- Dataset extract -
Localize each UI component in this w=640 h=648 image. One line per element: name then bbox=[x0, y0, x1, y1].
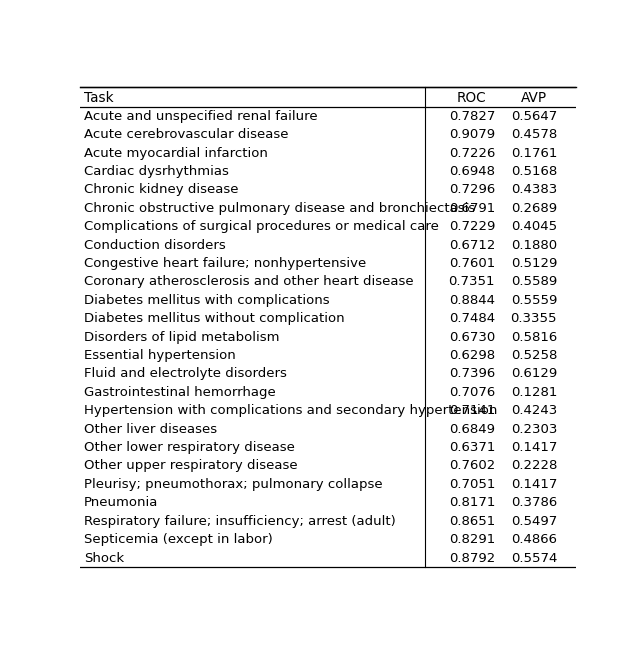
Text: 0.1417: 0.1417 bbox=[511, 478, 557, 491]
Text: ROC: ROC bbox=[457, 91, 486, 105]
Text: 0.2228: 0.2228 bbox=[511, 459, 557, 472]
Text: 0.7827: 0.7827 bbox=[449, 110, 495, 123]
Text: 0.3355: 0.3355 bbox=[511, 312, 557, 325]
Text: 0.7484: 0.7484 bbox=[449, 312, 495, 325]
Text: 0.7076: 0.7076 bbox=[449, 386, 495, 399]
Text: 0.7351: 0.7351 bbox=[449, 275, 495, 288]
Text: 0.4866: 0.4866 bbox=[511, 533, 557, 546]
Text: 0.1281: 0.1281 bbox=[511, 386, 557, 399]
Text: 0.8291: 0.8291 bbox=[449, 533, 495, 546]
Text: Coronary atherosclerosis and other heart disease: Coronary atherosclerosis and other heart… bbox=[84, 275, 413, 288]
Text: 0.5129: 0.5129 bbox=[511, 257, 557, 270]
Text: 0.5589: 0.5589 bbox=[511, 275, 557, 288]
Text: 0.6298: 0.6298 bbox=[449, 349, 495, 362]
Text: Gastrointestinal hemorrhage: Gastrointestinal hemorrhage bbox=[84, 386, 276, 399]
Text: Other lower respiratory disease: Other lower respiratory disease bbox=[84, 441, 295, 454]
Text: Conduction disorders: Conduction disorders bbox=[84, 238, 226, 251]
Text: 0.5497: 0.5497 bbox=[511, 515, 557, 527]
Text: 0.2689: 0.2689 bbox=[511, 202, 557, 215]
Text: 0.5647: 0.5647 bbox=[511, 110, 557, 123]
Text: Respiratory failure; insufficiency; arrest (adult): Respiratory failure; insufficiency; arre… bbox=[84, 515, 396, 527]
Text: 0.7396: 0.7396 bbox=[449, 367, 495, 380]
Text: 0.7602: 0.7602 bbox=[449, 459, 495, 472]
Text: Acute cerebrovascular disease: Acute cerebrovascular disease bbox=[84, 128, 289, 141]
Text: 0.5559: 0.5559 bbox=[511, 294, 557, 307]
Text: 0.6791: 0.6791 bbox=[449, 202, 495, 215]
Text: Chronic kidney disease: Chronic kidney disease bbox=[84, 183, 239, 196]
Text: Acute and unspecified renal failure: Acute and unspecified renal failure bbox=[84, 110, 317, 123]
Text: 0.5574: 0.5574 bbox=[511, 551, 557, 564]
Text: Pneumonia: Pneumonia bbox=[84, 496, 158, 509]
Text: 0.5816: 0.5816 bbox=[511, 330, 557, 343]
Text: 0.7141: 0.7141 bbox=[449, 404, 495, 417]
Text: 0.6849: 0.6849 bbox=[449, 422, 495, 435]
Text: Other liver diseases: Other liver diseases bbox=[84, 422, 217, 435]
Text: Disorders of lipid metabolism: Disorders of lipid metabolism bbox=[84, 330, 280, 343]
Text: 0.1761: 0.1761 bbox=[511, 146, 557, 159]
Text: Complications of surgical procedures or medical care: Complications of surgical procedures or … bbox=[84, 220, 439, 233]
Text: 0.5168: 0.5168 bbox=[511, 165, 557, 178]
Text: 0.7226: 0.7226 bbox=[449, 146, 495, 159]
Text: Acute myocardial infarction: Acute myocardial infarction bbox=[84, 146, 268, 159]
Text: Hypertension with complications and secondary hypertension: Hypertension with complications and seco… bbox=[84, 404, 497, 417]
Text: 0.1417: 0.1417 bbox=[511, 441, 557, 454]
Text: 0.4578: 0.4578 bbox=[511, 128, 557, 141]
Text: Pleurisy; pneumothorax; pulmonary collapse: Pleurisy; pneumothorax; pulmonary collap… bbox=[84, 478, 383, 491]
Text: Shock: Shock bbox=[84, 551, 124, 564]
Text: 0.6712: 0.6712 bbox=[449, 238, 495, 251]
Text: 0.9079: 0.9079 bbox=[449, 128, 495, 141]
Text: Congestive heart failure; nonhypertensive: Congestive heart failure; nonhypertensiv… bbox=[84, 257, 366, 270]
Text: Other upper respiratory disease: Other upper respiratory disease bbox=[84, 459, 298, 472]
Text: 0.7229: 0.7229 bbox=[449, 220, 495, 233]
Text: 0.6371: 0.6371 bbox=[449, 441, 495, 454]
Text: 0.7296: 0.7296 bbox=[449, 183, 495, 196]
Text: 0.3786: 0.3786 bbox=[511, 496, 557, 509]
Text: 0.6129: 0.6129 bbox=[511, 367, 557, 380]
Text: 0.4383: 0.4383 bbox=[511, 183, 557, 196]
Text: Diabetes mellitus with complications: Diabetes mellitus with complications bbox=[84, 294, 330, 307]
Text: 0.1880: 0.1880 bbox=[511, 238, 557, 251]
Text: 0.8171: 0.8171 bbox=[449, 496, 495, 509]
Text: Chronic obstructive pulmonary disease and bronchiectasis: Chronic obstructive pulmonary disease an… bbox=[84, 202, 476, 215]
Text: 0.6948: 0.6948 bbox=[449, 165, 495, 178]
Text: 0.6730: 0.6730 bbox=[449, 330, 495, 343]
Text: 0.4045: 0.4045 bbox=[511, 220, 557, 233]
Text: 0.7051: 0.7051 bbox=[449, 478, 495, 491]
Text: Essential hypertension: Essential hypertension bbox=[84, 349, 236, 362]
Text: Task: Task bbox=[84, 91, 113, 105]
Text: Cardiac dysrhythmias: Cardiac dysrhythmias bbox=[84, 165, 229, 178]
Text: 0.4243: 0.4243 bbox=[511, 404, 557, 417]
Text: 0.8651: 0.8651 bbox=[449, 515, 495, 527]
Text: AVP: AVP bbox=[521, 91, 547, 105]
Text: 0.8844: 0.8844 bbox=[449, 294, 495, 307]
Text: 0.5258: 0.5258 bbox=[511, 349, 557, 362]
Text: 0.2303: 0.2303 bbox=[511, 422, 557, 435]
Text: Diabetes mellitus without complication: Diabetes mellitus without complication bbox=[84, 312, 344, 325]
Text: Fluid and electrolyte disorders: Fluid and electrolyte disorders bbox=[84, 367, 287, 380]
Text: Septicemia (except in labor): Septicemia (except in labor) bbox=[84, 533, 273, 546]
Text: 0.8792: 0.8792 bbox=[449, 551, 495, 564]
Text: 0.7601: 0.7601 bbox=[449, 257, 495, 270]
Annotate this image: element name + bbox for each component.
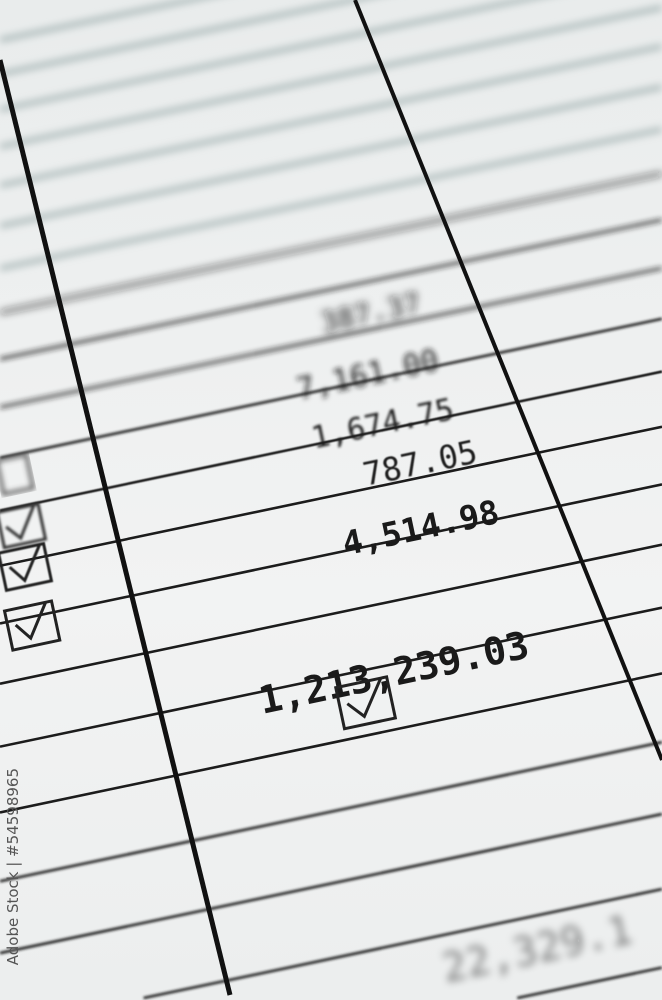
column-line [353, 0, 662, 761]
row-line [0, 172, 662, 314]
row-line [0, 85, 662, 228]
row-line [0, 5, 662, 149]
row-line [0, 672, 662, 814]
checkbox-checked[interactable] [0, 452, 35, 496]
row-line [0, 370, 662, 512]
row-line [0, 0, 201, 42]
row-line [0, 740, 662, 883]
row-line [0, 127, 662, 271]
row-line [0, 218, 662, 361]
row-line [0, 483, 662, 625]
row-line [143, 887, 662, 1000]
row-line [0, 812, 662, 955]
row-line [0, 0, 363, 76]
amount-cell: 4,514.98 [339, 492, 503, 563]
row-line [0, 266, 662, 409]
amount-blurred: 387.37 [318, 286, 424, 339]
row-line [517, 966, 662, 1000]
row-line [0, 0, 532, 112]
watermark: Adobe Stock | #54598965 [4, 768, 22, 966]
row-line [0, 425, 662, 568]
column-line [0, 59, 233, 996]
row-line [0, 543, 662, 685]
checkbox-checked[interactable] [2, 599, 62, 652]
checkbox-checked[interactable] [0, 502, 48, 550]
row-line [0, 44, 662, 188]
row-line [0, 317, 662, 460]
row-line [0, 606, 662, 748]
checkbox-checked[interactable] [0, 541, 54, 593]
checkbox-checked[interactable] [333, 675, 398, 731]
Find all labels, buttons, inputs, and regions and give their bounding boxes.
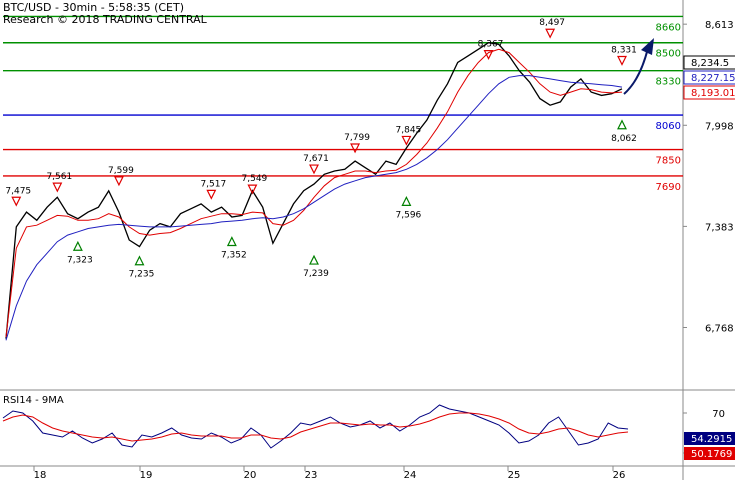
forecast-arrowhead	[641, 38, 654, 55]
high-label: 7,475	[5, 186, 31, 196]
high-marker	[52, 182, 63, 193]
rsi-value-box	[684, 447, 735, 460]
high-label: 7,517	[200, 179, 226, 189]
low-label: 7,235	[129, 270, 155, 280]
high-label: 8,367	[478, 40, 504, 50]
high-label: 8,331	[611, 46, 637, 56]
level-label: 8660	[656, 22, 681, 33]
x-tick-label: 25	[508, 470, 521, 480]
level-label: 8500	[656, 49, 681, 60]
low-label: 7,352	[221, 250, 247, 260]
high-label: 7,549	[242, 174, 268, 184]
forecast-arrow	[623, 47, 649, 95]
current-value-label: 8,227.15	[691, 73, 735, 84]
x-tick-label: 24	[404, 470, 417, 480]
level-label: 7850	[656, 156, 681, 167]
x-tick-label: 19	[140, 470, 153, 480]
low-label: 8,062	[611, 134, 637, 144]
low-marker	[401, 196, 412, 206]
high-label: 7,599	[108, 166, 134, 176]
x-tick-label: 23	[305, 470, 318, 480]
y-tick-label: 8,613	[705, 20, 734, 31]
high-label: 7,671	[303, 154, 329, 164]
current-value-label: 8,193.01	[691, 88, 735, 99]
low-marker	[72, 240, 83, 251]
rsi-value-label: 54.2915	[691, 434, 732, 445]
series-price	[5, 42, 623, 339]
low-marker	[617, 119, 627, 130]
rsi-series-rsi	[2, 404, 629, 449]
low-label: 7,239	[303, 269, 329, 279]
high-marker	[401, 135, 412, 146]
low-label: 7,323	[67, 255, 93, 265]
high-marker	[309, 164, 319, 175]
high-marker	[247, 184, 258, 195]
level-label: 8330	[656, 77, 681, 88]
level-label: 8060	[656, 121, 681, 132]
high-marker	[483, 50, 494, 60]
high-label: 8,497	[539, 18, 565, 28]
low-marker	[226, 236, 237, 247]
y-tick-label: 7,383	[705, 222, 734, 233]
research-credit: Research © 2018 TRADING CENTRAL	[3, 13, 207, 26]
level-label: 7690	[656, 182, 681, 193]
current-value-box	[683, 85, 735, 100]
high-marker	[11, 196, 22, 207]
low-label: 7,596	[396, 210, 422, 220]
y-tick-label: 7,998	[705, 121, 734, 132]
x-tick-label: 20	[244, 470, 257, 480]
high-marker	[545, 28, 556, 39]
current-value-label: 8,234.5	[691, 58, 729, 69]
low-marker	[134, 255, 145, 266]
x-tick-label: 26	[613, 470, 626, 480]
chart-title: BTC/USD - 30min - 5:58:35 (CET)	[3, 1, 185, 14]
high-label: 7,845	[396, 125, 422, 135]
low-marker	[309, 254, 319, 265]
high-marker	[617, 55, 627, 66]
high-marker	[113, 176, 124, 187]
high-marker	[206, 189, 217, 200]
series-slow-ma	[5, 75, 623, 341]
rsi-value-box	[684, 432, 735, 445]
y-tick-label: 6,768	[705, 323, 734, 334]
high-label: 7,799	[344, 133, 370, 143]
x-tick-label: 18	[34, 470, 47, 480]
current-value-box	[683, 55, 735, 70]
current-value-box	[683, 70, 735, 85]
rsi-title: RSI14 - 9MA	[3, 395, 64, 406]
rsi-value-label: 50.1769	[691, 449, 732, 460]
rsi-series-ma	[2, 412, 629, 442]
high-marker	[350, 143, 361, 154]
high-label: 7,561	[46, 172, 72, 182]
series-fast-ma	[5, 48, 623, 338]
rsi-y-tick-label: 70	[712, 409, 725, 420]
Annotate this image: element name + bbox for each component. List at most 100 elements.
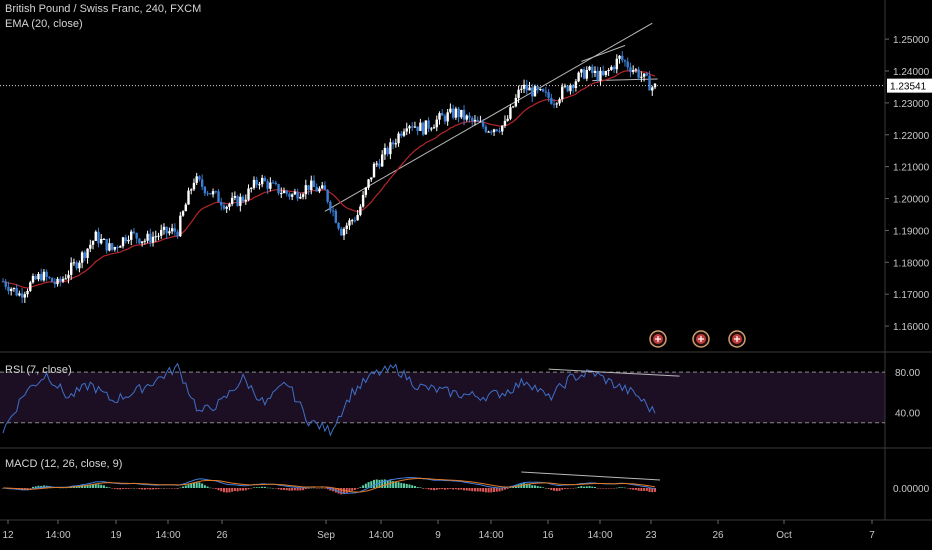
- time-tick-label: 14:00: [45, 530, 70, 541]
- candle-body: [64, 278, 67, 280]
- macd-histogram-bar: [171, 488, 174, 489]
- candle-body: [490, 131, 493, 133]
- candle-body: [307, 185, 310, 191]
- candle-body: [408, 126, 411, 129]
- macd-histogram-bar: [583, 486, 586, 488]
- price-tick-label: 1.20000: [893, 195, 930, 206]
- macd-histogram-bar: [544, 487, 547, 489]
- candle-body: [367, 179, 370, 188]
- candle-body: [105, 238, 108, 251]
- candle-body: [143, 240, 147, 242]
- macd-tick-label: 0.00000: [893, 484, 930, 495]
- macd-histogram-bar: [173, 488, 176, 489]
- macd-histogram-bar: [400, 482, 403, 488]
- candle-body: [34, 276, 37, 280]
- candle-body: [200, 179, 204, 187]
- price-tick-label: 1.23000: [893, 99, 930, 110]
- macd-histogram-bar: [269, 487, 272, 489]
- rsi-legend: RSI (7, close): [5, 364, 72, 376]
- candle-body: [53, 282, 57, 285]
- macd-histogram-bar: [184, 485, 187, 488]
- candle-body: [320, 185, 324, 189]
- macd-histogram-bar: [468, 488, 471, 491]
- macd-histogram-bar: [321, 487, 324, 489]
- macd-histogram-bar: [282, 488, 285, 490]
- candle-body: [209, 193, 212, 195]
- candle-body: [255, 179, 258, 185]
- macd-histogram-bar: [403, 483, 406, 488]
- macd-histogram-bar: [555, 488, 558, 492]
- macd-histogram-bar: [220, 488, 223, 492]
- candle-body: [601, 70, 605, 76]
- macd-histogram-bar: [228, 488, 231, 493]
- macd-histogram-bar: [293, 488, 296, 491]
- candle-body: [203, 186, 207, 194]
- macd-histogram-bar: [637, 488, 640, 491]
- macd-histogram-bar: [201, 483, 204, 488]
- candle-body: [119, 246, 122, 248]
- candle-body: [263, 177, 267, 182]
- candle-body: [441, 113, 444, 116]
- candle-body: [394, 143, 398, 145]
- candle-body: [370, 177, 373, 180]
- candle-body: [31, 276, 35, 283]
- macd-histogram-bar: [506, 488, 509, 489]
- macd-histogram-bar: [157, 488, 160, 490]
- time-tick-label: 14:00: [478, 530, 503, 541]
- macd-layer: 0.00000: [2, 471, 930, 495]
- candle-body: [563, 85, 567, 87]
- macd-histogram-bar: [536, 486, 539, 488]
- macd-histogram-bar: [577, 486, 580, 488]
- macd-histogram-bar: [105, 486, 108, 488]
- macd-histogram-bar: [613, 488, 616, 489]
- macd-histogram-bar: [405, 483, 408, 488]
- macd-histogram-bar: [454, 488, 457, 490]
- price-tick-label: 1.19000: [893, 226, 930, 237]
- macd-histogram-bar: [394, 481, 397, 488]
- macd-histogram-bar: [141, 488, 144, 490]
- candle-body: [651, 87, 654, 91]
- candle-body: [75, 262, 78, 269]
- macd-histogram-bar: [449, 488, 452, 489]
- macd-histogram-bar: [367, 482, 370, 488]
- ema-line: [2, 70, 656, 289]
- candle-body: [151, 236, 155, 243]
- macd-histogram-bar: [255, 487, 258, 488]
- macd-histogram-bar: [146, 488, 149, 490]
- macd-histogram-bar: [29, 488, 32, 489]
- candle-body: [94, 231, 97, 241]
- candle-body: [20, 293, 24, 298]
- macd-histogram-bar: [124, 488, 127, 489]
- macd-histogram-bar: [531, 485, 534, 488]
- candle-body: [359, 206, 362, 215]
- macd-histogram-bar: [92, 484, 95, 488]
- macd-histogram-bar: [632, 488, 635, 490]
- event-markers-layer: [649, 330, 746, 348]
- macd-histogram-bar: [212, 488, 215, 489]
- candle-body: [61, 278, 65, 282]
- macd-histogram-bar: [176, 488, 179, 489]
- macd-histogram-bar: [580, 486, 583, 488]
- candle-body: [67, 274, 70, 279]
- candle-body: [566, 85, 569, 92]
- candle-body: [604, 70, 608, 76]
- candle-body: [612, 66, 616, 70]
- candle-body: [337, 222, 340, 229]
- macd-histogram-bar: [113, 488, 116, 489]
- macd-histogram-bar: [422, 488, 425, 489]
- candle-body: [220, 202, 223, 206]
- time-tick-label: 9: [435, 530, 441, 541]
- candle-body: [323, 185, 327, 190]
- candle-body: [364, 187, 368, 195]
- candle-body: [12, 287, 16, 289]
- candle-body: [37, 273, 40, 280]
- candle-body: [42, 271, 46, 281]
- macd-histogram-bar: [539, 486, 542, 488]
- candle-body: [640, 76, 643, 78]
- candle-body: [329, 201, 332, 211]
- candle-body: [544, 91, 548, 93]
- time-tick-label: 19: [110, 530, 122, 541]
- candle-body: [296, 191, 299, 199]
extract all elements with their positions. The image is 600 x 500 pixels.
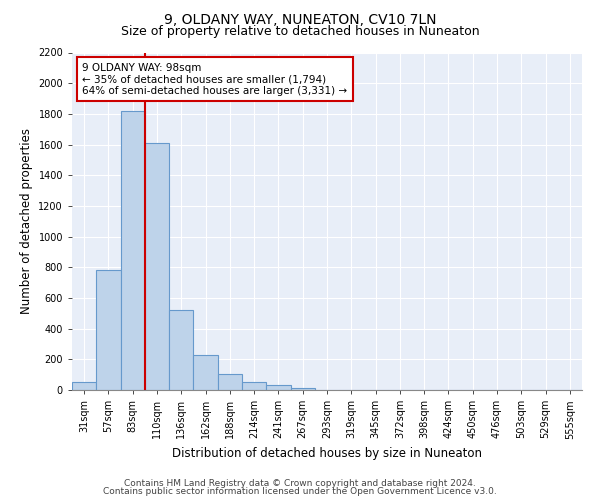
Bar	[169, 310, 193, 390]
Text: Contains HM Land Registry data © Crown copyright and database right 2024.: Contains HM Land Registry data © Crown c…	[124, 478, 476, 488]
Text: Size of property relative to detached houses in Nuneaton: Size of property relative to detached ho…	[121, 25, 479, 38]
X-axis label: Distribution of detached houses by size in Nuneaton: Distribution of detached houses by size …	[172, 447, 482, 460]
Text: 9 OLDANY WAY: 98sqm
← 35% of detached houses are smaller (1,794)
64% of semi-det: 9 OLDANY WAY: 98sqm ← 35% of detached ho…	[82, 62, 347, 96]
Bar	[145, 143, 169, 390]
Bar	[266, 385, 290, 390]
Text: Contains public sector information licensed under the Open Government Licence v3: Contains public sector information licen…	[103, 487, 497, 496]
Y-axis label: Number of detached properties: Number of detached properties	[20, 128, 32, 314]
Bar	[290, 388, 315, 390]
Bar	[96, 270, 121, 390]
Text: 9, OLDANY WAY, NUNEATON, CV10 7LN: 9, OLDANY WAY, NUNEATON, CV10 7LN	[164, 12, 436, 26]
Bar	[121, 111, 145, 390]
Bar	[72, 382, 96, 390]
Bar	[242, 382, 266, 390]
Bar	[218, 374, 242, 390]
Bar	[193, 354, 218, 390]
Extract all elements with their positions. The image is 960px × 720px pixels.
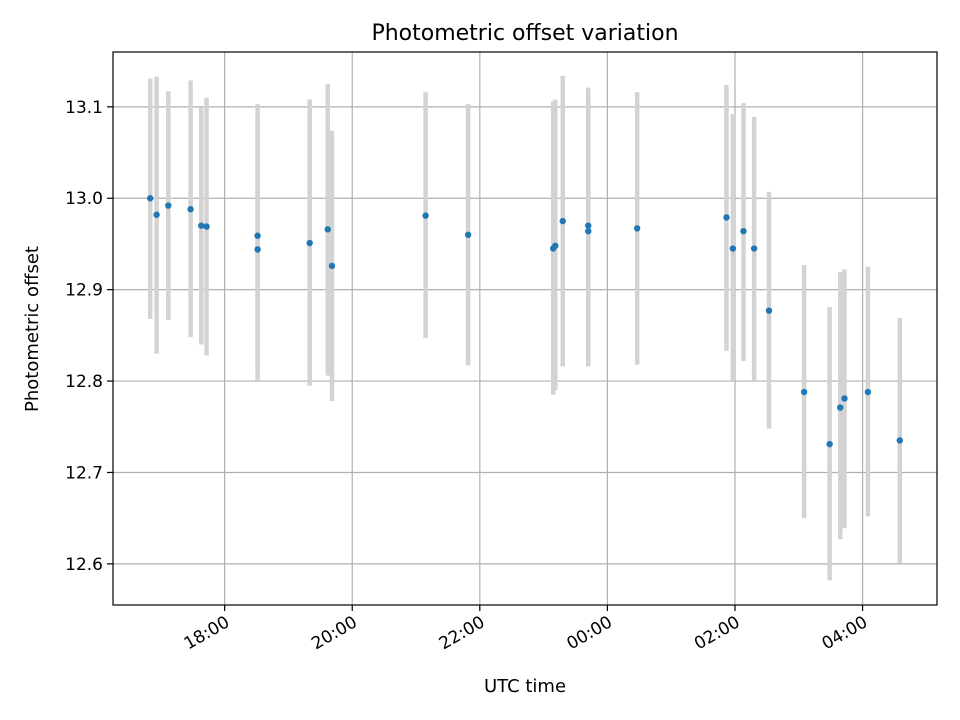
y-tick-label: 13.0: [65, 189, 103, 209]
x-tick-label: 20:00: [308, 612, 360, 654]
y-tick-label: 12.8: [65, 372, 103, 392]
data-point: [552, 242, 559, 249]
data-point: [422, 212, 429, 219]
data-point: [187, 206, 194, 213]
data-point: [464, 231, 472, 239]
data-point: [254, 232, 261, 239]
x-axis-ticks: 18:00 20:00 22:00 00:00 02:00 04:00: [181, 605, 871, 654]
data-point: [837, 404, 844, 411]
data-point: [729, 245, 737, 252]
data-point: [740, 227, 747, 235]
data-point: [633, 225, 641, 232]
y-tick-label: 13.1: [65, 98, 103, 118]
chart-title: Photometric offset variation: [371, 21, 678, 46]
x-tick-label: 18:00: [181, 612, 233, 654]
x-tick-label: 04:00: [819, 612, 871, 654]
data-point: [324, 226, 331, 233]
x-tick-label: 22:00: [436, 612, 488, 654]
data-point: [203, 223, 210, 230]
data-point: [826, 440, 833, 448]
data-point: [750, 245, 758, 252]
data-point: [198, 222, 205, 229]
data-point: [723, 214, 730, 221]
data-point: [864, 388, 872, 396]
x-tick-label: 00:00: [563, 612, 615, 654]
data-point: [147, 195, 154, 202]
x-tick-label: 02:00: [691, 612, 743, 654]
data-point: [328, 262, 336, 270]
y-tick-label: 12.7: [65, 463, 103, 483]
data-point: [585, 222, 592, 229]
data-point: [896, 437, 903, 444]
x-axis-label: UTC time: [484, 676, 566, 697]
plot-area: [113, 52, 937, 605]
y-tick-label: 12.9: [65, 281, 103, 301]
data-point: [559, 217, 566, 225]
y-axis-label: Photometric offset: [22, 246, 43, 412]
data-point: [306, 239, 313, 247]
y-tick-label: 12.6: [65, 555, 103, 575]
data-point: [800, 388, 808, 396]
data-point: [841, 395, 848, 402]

- What is being asked -
Copy out verbatim the lines of the data above, starting with the line that contains "y-tick-label: 13.0: [65, 189, 103, 209]" and going on through the line that contains "data-point: [464, 231, 472, 239]", both included.

- Result below -
y-tick-label: 13.0: [65, 189, 103, 209]
x-tick-label: 20:00: [308, 612, 360, 654]
y-tick-label: 12.8: [65, 372, 103, 392]
data-point: [552, 242, 559, 249]
data-point: [422, 212, 429, 219]
data-point: [187, 206, 194, 213]
data-point: [464, 231, 472, 239]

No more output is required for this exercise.